[Dataset listings of figures]
───

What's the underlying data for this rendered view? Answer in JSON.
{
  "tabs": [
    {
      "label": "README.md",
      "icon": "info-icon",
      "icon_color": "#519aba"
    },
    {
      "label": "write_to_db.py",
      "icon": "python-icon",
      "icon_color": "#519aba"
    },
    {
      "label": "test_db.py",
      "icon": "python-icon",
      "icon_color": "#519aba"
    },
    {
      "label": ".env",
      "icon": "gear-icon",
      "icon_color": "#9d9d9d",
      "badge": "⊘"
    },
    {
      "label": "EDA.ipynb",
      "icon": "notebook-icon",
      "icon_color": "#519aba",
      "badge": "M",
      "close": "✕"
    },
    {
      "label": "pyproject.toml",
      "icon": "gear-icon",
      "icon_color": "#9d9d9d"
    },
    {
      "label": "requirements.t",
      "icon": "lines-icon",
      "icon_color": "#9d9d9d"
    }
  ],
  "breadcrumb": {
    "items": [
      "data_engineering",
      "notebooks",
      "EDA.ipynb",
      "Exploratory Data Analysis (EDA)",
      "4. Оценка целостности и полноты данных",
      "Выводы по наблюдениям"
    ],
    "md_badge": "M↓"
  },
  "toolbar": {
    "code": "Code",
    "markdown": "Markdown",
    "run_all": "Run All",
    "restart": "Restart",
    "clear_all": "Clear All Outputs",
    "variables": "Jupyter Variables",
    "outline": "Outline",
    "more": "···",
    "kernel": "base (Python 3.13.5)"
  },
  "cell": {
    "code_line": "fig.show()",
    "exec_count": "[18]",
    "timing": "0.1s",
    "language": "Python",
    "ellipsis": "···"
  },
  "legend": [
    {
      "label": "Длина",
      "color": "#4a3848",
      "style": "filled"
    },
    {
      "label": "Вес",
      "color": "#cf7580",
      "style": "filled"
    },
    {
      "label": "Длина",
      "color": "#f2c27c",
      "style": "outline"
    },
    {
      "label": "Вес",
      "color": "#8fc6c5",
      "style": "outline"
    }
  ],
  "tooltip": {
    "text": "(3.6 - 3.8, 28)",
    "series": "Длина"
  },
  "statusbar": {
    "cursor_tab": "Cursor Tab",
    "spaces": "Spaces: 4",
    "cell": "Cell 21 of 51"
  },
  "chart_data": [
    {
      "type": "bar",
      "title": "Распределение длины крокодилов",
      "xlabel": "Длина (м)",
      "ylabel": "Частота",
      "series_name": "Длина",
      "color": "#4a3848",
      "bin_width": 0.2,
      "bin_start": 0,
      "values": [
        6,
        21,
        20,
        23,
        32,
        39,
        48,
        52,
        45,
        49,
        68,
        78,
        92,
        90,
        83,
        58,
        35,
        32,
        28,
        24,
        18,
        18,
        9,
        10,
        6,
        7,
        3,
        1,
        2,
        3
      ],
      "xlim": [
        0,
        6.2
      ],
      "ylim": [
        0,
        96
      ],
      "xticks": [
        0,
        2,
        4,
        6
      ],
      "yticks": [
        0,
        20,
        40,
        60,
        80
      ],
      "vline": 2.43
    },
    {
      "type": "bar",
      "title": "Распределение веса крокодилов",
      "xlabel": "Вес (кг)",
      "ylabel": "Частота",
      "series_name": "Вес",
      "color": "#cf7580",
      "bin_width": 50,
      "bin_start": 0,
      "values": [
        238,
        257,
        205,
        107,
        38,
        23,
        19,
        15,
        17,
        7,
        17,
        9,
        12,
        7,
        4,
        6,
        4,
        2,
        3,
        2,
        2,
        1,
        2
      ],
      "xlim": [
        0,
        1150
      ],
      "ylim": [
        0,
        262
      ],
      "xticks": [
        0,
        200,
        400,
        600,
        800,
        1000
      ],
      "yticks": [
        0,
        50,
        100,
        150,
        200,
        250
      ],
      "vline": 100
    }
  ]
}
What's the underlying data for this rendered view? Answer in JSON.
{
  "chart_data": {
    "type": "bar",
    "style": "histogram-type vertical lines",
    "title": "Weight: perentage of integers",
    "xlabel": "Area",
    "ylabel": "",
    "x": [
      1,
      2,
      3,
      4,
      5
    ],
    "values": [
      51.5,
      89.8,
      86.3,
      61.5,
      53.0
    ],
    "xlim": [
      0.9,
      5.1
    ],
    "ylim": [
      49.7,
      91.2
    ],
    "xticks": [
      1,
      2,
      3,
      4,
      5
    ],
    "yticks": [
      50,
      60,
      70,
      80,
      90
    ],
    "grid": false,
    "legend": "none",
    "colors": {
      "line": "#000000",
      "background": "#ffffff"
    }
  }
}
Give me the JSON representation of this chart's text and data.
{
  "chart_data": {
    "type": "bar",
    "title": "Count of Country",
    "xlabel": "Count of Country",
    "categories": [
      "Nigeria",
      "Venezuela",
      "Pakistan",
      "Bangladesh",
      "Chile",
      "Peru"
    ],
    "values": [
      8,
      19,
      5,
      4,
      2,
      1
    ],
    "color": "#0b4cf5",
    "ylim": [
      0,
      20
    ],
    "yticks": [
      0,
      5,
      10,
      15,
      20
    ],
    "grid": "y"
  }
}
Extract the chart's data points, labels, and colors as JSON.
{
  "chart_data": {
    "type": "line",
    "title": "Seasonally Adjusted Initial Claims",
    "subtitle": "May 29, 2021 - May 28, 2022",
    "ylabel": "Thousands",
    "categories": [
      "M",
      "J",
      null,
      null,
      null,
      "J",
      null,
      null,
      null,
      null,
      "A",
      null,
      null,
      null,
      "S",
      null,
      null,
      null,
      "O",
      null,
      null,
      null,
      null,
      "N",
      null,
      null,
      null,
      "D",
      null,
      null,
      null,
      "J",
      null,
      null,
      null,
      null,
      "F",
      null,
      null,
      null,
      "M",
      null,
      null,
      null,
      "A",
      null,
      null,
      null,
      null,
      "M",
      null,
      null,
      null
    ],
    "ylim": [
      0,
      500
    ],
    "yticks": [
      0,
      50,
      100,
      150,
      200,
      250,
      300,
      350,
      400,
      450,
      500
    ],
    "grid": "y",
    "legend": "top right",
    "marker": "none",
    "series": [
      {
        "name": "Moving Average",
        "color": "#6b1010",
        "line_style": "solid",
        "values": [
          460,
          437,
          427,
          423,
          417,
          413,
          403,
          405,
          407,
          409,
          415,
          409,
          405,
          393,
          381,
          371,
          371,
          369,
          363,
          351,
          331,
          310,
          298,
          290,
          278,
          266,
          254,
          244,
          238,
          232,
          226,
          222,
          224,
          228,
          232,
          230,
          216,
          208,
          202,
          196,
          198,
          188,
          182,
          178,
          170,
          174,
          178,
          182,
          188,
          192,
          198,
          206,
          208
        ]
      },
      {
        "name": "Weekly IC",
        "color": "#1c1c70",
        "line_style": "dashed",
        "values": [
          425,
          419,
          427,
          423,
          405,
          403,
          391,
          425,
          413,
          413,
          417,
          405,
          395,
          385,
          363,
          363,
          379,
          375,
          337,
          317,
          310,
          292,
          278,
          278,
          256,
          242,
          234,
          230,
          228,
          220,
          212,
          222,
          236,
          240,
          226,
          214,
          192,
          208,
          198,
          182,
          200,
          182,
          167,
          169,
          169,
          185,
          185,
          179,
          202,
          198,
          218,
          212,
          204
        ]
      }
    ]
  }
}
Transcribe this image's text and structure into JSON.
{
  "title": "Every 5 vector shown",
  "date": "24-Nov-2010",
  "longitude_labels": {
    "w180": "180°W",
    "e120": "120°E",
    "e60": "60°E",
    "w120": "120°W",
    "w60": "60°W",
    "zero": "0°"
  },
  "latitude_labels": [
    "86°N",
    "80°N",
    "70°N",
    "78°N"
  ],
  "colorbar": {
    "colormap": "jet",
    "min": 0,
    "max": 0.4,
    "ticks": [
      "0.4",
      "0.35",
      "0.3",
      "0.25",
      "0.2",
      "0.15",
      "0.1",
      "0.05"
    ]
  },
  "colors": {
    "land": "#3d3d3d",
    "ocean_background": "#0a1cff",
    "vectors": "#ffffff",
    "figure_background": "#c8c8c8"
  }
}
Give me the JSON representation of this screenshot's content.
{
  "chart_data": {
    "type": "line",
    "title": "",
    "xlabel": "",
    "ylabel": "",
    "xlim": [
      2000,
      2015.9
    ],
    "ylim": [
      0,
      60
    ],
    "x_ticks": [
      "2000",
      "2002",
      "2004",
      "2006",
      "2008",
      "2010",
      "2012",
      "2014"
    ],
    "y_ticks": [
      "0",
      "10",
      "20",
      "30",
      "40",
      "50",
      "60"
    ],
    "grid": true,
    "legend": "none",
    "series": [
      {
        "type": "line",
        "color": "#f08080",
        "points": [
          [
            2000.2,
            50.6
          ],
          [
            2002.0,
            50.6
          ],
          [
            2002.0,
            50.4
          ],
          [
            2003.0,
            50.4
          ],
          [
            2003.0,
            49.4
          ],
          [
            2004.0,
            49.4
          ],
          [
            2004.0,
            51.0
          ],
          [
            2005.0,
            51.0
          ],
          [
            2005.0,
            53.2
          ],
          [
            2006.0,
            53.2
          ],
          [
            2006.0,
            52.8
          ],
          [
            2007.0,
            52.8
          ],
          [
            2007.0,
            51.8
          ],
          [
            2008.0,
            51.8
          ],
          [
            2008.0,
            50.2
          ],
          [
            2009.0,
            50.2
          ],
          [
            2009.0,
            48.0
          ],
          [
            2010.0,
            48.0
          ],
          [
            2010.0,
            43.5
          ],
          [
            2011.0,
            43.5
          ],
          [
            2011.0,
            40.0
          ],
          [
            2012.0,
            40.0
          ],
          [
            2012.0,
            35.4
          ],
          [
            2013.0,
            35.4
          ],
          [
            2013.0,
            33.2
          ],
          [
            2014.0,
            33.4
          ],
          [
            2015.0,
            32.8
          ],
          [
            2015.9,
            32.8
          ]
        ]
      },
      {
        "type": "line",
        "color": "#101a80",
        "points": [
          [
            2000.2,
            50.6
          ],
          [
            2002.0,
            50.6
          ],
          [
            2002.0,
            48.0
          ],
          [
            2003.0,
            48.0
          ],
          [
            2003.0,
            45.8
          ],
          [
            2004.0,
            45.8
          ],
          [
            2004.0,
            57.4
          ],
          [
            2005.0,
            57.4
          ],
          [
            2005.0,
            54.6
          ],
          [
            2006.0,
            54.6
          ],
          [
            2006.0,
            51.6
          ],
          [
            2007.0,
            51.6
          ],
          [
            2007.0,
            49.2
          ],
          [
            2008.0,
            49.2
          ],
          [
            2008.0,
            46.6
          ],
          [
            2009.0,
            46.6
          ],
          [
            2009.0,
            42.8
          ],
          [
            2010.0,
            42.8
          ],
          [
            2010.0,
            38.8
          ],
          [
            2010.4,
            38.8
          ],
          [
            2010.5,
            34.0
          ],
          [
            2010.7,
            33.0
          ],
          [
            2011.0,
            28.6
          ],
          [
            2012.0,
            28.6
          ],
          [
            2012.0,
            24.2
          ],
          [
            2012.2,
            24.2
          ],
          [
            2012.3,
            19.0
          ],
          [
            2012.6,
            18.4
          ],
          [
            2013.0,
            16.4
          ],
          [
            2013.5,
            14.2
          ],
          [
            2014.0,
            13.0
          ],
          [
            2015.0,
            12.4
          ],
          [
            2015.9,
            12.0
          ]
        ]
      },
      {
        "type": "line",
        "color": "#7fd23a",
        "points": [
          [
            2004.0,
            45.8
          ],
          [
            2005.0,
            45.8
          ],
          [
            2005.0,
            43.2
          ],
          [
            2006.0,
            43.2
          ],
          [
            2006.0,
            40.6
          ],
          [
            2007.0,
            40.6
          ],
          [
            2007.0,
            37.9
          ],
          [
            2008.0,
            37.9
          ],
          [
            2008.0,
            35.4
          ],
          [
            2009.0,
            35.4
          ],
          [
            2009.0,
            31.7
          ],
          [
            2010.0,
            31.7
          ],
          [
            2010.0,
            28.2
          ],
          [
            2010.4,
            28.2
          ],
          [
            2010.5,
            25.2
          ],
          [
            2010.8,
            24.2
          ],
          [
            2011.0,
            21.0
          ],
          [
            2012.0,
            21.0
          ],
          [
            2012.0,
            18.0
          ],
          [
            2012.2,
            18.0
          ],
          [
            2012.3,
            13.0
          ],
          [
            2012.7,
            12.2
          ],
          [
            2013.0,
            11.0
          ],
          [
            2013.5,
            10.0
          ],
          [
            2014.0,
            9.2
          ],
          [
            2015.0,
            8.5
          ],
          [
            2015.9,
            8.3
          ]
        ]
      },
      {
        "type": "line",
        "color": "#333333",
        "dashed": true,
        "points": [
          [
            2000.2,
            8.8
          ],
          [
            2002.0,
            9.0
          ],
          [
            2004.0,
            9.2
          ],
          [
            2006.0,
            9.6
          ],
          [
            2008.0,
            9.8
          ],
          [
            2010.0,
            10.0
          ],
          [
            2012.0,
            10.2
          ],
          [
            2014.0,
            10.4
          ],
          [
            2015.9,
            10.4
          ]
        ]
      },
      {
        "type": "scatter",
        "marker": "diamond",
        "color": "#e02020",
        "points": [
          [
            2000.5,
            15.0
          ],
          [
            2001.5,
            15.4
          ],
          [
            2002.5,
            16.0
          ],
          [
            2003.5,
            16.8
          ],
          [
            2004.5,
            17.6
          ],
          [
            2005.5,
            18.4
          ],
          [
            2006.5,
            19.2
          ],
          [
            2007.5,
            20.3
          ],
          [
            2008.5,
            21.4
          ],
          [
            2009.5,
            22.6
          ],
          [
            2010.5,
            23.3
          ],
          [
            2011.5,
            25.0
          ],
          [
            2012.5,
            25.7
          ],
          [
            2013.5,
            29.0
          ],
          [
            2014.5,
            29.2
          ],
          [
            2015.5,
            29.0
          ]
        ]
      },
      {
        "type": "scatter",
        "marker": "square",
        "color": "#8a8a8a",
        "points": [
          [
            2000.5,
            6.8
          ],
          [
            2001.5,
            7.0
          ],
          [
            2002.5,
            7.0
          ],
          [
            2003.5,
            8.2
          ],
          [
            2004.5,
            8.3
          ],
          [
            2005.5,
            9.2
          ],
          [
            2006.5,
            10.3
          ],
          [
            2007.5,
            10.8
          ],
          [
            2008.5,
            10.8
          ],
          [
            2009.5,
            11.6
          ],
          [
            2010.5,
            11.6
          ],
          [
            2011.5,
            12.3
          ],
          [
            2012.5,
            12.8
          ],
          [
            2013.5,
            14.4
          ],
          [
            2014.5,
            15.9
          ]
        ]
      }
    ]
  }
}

───

#### [Aim]
Look through the entries above. Extract each line with the word "xlabel".

#### [Worked solution]
      "xlabel": "Длина (м)",
      "xlabel": "Вес (кг)",
    "xlabel": "Area",
    "xlabel": "Count of Country",
    "xlabel": "",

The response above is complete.